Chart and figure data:
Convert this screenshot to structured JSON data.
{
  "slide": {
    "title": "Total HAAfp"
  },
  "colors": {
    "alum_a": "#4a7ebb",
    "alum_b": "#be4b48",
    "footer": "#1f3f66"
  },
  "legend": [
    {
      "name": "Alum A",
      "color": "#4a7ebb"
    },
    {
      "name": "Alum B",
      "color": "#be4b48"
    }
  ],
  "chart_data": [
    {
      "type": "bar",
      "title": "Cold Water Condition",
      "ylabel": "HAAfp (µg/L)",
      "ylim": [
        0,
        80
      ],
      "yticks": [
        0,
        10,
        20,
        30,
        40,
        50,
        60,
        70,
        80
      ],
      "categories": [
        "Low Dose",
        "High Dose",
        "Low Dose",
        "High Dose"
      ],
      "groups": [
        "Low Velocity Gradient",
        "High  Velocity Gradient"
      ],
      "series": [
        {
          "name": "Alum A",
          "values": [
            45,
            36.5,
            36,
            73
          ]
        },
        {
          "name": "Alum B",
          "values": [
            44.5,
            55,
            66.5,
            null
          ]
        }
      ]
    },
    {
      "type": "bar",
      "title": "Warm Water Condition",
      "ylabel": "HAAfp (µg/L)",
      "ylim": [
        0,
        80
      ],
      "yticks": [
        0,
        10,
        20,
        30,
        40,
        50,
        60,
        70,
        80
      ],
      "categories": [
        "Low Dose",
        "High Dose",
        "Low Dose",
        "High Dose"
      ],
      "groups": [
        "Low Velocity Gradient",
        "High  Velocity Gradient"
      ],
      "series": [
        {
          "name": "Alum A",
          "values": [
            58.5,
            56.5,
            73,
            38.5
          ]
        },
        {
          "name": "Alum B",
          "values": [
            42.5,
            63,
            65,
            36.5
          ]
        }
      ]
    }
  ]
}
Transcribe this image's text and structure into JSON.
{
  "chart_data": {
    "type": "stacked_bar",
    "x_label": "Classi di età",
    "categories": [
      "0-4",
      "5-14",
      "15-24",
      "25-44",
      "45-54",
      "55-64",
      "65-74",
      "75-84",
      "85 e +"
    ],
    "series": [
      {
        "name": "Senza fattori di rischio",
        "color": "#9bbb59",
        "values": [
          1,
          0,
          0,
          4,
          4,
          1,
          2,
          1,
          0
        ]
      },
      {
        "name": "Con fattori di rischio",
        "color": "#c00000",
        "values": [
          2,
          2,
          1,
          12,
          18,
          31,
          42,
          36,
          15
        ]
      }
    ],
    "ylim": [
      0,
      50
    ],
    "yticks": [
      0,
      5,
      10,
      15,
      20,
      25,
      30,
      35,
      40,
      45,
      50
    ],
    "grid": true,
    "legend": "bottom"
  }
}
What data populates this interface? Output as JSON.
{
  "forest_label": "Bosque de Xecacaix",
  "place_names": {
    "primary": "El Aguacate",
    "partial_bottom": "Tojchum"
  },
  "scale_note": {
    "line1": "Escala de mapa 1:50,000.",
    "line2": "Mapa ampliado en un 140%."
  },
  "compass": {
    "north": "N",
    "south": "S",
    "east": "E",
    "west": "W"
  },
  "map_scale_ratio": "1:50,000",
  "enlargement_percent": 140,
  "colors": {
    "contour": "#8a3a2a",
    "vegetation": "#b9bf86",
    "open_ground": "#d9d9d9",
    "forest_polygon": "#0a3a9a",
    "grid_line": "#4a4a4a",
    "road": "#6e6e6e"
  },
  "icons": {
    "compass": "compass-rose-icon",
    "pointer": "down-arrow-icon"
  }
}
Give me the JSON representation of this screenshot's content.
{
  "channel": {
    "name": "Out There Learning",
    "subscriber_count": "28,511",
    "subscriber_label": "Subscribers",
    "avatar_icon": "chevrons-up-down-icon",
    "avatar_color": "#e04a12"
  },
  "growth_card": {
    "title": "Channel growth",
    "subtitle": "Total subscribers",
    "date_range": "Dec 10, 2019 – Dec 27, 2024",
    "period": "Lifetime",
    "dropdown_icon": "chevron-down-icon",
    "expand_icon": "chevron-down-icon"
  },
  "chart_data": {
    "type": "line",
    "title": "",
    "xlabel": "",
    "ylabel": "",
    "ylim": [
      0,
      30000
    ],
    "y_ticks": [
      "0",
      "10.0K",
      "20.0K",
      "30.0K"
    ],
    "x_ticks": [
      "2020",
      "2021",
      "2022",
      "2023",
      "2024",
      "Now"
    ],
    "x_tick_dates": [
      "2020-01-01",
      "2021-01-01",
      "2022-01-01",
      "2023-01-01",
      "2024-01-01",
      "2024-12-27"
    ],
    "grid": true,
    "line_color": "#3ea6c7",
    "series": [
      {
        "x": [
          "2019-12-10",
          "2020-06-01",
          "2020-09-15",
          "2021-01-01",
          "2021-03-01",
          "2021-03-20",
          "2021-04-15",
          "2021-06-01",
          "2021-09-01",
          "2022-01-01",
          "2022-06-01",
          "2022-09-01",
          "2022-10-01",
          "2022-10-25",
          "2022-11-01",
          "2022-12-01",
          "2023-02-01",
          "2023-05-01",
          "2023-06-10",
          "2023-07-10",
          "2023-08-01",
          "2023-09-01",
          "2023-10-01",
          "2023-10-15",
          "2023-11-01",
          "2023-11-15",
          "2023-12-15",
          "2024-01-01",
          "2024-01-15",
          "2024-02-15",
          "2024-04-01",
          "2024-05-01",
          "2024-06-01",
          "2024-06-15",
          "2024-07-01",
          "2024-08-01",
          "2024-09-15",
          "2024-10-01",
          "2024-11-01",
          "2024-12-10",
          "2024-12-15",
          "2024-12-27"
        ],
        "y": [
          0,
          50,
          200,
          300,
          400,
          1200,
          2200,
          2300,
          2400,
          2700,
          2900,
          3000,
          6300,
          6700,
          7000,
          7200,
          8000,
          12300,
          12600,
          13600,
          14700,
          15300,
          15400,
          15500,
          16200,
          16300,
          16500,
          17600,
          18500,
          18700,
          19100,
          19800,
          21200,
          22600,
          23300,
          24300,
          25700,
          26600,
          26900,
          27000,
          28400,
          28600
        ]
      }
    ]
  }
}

(Task)
Return all of the above records exactly, leaving no line out.

(Result for this exercise)
Convert this screenshot to structured JSON data.
{
  "slide": {
    "title": "Total HAAfp"
  },
  "colors": {
    "alum_a": "#4a7ebb",
    "alum_b": "#be4b48",
    "footer": "#1f3f66"
  },
  "legend": [
    {
      "name": "Alum A",
      "color": "#4a7ebb"
    },
    {
      "name": "Alum B",
      "color": "#be4b48"
    }
  ],
  "chart_data": [
    {
      "type": "bar",
      "title": "Cold Water Condition",
      "ylabel": "HAAfp (µg/L)",
      "ylim": [
        0,
        80
      ],
      "yticks": [
        0,
        10,
        20,
        30,
        40,
        50,
        60,
        70,
        80
      ],
      "categories": [
        "Low Dose",
        "High Dose",
        "Low Dose",
        "High Dose"
      ],
      "groups": [
        "Low Velocity Gradient",
        "High  Velocity Gradient"
      ],
      "series": [
        {
          "name": "Alum A",
          "values": [
            45,
            36.5,
            36,
            73
          ]
        },
        {
          "name": "Alum B",
          "values": [
            44.5,
            55,
            66.5,
            null
          ]
        }
      ]
    },
    {
      "type": "bar",
      "title": "Warm Water Condition",
      "ylabel": "HAAfp (µg/L)",
      "ylim": [
        0,
        80
      ],
      "yticks": [
        0,
        10,
        20,
        30,
        40,
        50,
        60,
        70,
        80
      ],
      "categories": [
        "Low Dose",
        "High Dose",
        "Low Dose",
        "High Dose"
      ],
      "groups": [
        "Low Velocity Gradient",
        "High  Velocity Gradient"
      ],
      "series": [
        {
          "name": "Alum A",
          "values": [
            58.5,
            56.5,
            73,
            38.5
          ]
        },
        {
          "name": "Alum B",
          "values": [
            42.5,
            63,
            65,
            36.5
          ]
        }
      ]
    }
  ]
}
Transcribe this image's text and structure into JSON.
{
  "chart_data": {
    "type": "stacked_bar",
    "x_label": "Classi di età",
    "categories": [
      "0-4",
      "5-14",
      "15-24",
      "25-44",
      "45-54",
      "55-64",
      "65-74",
      "75-84",
      "85 e +"
    ],
    "series": [
      {
        "name": "Senza fattori di rischio",
        "color": "#9bbb59",
        "values": [
          1,
          0,
          0,
          4,
          4,
          1,
          2,
          1,
          0
        ]
      },
      {
        "name": "Con fattori di rischio",
        "color": "#c00000",
        "values": [
          2,
          2,
          1,
          12,
          18,
          31,
          42,
          36,
          15
        ]
      }
    ],
    "ylim": [
      0,
      50
    ],
    "yticks": [
      0,
      5,
      10,
      15,
      20,
      25,
      30,
      35,
      40,
      45,
      50
    ],
    "grid": true,
    "legend": "bottom"
  }
}
What data populates this interface? Output as JSON.
{
  "forest_label": "Bosque de Xecacaix",
  "place_names": {
    "primary": "El Aguacate",
    "partial_bottom": "Tojchum"
  },
  "scale_note": {
    "line1": "Escala de mapa 1:50,000.",
    "line2": "Mapa ampliado en un 140%."
  },
  "compass": {
    "north": "N",
    "south": "S",
    "east": "E",
    "west": "W"
  },
  "map_scale_ratio": "1:50,000",
  "enlargement_percent": 140,
  "colors": {
    "contour": "#8a3a2a",
    "vegetation": "#b9bf86",
    "open_ground": "#d9d9d9",
    "forest_polygon": "#0a3a9a",
    "grid_line": "#4a4a4a",
    "road": "#6e6e6e"
  },
  "icons": {
    "compass": "compass-rose-icon",
    "pointer": "down-arrow-icon"
  }
}
Give me the JSON representation of this screenshot's content.
{
  "channel": {
    "name": "Out There Learning",
    "subscriber_count": "28,511",
    "subscriber_label": "Subscribers",
    "avatar_icon": "chevrons-up-down-icon",
    "avatar_color": "#e04a12"
  },
  "growth_card": {
    "title": "Channel growth",
    "subtitle": "Total subscribers",
    "date_range": "Dec 10, 2019 – Dec 27, 2024",
    "period": "Lifetime",
    "dropdown_icon": "chevron-down-icon",
    "expand_icon": "chevron-down-icon"
  },
  "chart_data": {
    "type": "line",
    "title": "",
    "xlabel": "",
    "ylabel": "",
    "ylim": [
      0,
      30000
    ],
    "y_ticks": [
      "0",
      "10.0K",
      "20.0K",
      "30.0K"
    ],
    "x_ticks": [
      "2020",
      "2021",
      "2022",
      "2023",
      "2024",
      "Now"
    ],
    "x_tick_dates": [
      "2020-01-01",
      "2021-01-01",
      "2022-01-01",
      "2023-01-01",
      "2024-01-01",
      "2024-12-27"
    ],
    "grid": true,
    "line_color": "#3ea6c7",
    "series": [
      {
        "x": [
          "2019-12-10",
          "2020-06-01",
          "2020-09-15",
          "2021-01-01",
          "2021-03-01",
          "2021-03-20",
          "2021-04-15",
          "2021-06-01",
          "2021-09-01",
          "2022-01-01",
          "2022-06-01",
          "2022-09-01",
          "2022-10-01",
          "2022-10-25",
          "2022-11-01",
          "2022-12-01",
          "2023-02-01",
          "2023-05-01",
          "2023-06-10",
          "2023-07-10",
          "2023-08-01",
          "2023-09-01",
          "2023-10-01",
          "2023-10-15",
          "2023-11-01",
          "2023-11-15",
          "2023-12-15",
          "2024-01-01",
          "2024-01-15",
          "2024-02-15",
          "2024-04-01",
          "2024-05-01",
          "2024-06-01",
          "2024-06-15",
          "2024-07-01",
          "2024-08-01",
          "2024-09-15",
          "2024-10-01",
          "2024-11-01",
          "2024-12-10",
          "2024-12-15",
          "2024-12-27"
        ],
        "y": [
          0,
          50,
          200,
          300,
          400,
          1200,
          2200,
          2300,
          2400,
          2700,
          2900,
          3000,
          6300,
          6700,
          7000,
          7200,
          8000,
          12300,
          12600,
          13600,
          14700,
          15300,
          15400,
          15500,
          16200,
          16300,
          16500,
          17600,
          18500,
          18700,
          19100,
          19800,
          21200,
          22600,
          23300,
          24300,
          25700,
          26600,
          26900,
          27000,
          28400,
          28600
        ]
      }
    ]
  }
}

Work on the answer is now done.